EXTRACTED ENTRIES
_____

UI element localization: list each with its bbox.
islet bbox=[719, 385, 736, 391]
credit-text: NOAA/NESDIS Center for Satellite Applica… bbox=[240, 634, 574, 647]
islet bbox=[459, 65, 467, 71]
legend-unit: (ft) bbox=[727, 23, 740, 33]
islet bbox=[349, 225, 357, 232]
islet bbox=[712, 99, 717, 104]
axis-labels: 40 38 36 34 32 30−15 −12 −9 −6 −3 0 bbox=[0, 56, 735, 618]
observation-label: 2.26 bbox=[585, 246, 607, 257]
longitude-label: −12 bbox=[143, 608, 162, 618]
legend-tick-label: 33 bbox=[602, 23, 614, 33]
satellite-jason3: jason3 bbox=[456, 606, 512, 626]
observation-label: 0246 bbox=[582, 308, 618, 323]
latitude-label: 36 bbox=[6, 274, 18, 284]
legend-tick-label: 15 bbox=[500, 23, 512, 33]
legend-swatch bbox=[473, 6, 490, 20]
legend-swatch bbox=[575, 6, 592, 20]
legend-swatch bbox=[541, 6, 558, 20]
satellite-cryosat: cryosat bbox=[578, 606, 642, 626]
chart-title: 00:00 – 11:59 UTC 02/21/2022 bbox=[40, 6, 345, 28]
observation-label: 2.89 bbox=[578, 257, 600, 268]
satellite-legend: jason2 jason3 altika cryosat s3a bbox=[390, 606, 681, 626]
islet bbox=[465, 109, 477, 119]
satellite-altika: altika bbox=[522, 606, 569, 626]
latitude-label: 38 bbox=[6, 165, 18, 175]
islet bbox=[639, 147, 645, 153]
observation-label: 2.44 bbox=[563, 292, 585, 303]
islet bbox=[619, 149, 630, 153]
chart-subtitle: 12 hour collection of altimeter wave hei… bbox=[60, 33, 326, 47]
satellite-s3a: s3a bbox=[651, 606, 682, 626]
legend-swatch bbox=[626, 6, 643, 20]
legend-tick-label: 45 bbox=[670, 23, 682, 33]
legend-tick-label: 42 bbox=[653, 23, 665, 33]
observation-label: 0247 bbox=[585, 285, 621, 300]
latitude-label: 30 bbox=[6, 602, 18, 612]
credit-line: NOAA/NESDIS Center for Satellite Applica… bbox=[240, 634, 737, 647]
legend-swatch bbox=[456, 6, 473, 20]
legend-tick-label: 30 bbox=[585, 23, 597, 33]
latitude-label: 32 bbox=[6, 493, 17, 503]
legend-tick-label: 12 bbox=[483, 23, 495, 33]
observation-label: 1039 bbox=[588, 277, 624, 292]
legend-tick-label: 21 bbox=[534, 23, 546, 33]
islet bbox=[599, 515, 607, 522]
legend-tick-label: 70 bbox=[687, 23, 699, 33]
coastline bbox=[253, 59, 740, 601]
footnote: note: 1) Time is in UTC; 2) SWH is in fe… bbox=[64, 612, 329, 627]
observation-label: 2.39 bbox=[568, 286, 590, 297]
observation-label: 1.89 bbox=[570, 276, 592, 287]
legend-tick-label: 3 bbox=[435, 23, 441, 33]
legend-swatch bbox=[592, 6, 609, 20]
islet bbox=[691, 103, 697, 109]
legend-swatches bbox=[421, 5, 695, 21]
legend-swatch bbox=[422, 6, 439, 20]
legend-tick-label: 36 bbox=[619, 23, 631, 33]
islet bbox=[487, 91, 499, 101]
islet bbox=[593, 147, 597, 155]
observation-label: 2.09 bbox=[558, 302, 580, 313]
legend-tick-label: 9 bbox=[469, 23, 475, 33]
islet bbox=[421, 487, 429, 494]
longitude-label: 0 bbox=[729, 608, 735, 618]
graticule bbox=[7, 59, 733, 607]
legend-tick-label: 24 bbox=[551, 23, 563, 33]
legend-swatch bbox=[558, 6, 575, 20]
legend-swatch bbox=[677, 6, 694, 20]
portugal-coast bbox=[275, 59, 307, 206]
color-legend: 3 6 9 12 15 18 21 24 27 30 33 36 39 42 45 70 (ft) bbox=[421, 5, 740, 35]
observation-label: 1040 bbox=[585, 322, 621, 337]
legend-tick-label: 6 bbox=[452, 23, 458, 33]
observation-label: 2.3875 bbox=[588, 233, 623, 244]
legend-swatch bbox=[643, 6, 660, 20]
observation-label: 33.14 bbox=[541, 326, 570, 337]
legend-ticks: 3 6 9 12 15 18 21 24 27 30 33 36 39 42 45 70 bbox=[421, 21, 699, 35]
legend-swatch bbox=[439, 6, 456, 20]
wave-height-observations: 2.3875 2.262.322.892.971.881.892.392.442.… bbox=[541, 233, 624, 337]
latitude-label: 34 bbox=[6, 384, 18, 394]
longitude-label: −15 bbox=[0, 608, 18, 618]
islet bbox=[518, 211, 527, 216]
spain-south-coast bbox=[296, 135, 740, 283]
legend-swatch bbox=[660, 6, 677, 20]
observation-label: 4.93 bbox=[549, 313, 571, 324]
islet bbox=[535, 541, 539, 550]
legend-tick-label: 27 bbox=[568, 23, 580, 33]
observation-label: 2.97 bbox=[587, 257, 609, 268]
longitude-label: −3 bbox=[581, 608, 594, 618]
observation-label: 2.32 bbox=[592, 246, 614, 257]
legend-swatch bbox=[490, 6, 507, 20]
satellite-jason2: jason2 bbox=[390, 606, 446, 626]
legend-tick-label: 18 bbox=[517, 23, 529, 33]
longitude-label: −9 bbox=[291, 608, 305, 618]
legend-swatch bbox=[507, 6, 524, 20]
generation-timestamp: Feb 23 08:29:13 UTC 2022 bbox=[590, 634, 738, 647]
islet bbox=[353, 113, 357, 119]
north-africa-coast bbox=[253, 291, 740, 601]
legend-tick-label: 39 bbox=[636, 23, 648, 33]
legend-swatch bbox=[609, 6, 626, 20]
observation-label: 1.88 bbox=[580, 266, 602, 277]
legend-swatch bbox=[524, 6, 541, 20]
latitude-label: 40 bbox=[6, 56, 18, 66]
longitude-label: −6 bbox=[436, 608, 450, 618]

_____

WHAT YOU WILL DO
Rewrite the lines above, replacing "islet" with "small island" wherever it occurs and leaving everything else unchanged.

SOLUTION BELOW
UI element localization: list each with its bbox.
small island bbox=[719, 385, 736, 391]
credit-text: NOAA/NESDIS Center for Satellite Applica… bbox=[240, 634, 574, 647]
small island bbox=[459, 65, 467, 71]
legend-unit: (ft) bbox=[727, 23, 740, 33]
small island bbox=[349, 225, 357, 232]
small island bbox=[712, 99, 717, 104]
axis-labels: 40 38 36 34 32 30−15 −12 −9 −6 −3 0 bbox=[0, 56, 735, 618]
observation-label: 2.26 bbox=[585, 246, 607, 257]
longitude-label: −12 bbox=[143, 608, 162, 618]
legend-tick-label: 33 bbox=[602, 23, 614, 33]
satellite-jason3: jason3 bbox=[456, 606, 512, 626]
observation-label: 0246 bbox=[582, 308, 618, 323]
latitude-label: 36 bbox=[6, 274, 18, 284]
legend-tick-label: 15 bbox=[500, 23, 512, 33]
legend-swatch bbox=[473, 6, 490, 20]
legend-swatch bbox=[575, 6, 592, 20]
legend-swatch bbox=[541, 6, 558, 20]
satellite-cryosat: cryosat bbox=[578, 606, 642, 626]
chart-title: 00:00 – 11:59 UTC 02/21/2022 bbox=[40, 6, 345, 28]
observation-label: 2.89 bbox=[578, 257, 600, 268]
satellite-legend: jason2 jason3 altika cryosat s3a bbox=[390, 606, 681, 626]
small island bbox=[465, 109, 477, 119]
satellite-altika: altika bbox=[522, 606, 569, 626]
latitude-label: 38 bbox=[6, 165, 18, 175]
small island bbox=[639, 147, 645, 153]
observation-label: 2.44 bbox=[563, 292, 585, 303]
small island bbox=[619, 149, 630, 153]
chart-subtitle: 12 hour collection of altimeter wave hei… bbox=[60, 33, 326, 47]
satellite-s3a: s3a bbox=[651, 606, 682, 626]
legend-swatch bbox=[626, 6, 643, 20]
legend-tick-label: 45 bbox=[670, 23, 682, 33]
legend-tick-label: 42 bbox=[653, 23, 665, 33]
observation-label: 0247 bbox=[585, 285, 621, 300]
latitude-label: 30 bbox=[6, 602, 18, 612]
credit-line: NOAA/NESDIS Center for Satellite Applica… bbox=[240, 634, 737, 647]
legend-swatch bbox=[456, 6, 473, 20]
legend-tick-label: 30 bbox=[585, 23, 597, 33]
latitude-label: 32 bbox=[6, 493, 17, 503]
legend-tick-label: 12 bbox=[483, 23, 495, 33]
observation-label: 1039 bbox=[588, 277, 624, 292]
legend-tick-label: 21 bbox=[534, 23, 546, 33]
small island bbox=[599, 515, 607, 522]
legend-tick-label: 70 bbox=[687, 23, 699, 33]
coastline bbox=[253, 59, 740, 601]
footnote: note: 1) Time is in UTC; 2) SWH is in fe… bbox=[64, 612, 329, 627]
observation-label: 2.39 bbox=[568, 286, 590, 297]
observation-label: 1.89 bbox=[570, 276, 592, 287]
legend-tick-label: 3 bbox=[435, 23, 441, 33]
legend-swatch bbox=[592, 6, 609, 20]
small island bbox=[691, 103, 697, 109]
legend-swatches bbox=[421, 5, 695, 21]
legend-swatch bbox=[422, 6, 439, 20]
legend-tick-label: 36 bbox=[619, 23, 631, 33]
small island bbox=[487, 91, 499, 101]
small island bbox=[593, 147, 597, 155]
observation-label: 2.09 bbox=[558, 302, 580, 313]
legend-tick-label: 9 bbox=[469, 23, 475, 33]
small island bbox=[421, 487, 429, 494]
longitude-label: 0 bbox=[729, 608, 735, 618]
graticule bbox=[7, 59, 733, 607]
legend-tick-label: 24 bbox=[551, 23, 563, 33]
legend-swatch bbox=[558, 6, 575, 20]
legend-swatch bbox=[677, 6, 694, 20]
portugal-coast bbox=[275, 59, 307, 206]
color-legend: 3 6 9 12 15 18 21 24 27 30 33 36 39 42 45 70 (ft) bbox=[421, 5, 740, 35]
observation-label: 1040 bbox=[585, 322, 621, 337]
legend-tick-label: 6 bbox=[452, 23, 458, 33]
observation-label: 2.3875 bbox=[588, 233, 623, 244]
legend-swatch bbox=[643, 6, 660, 20]
observation-label: 33.14 bbox=[541, 326, 570, 337]
legend-ticks: 3 6 9 12 15 18 21 24 27 30 33 36 39 42 45 70 bbox=[421, 21, 699, 35]
legend-swatch bbox=[439, 6, 456, 20]
wave-height-observations: 2.3875 2.262.322.892.971.881.892.392.442.… bbox=[541, 233, 624, 337]
latitude-label: 34 bbox=[6, 384, 18, 394]
longitude-label: −15 bbox=[0, 608, 18, 618]
small island bbox=[518, 211, 527, 216]
spain-south-coast bbox=[296, 135, 740, 283]
legend-swatch bbox=[660, 6, 677, 20]
observation-label: 4.93 bbox=[549, 313, 571, 324]
small island bbox=[535, 541, 539, 550]
legend-tick-label: 27 bbox=[568, 23, 580, 33]
observation-label: 2.97 bbox=[587, 257, 609, 268]
longitude-label: −3 bbox=[581, 608, 594, 618]
observation-label: 2.32 bbox=[592, 246, 614, 257]
legend-swatch bbox=[490, 6, 507, 20]
satellite-jason2: jason2 bbox=[390, 606, 446, 626]
legend-tick-label: 18 bbox=[517, 23, 529, 33]
longitude-label: −9 bbox=[291, 608, 305, 618]
legend-swatch bbox=[507, 6, 524, 20]
generation-timestamp: Feb 23 08:29:13 UTC 2022 bbox=[590, 634, 738, 647]
small island bbox=[353, 113, 357, 119]
north-africa-coast bbox=[253, 291, 740, 601]
legend-tick-label: 39 bbox=[636, 23, 648, 33]
legend-swatch bbox=[609, 6, 626, 20]
observation-label: 1.88 bbox=[580, 266, 602, 277]
legend-swatch bbox=[524, 6, 541, 20]
latitude-label: 40 bbox=[6, 56, 18, 66]
longitude-label: −6 bbox=[436, 608, 450, 618]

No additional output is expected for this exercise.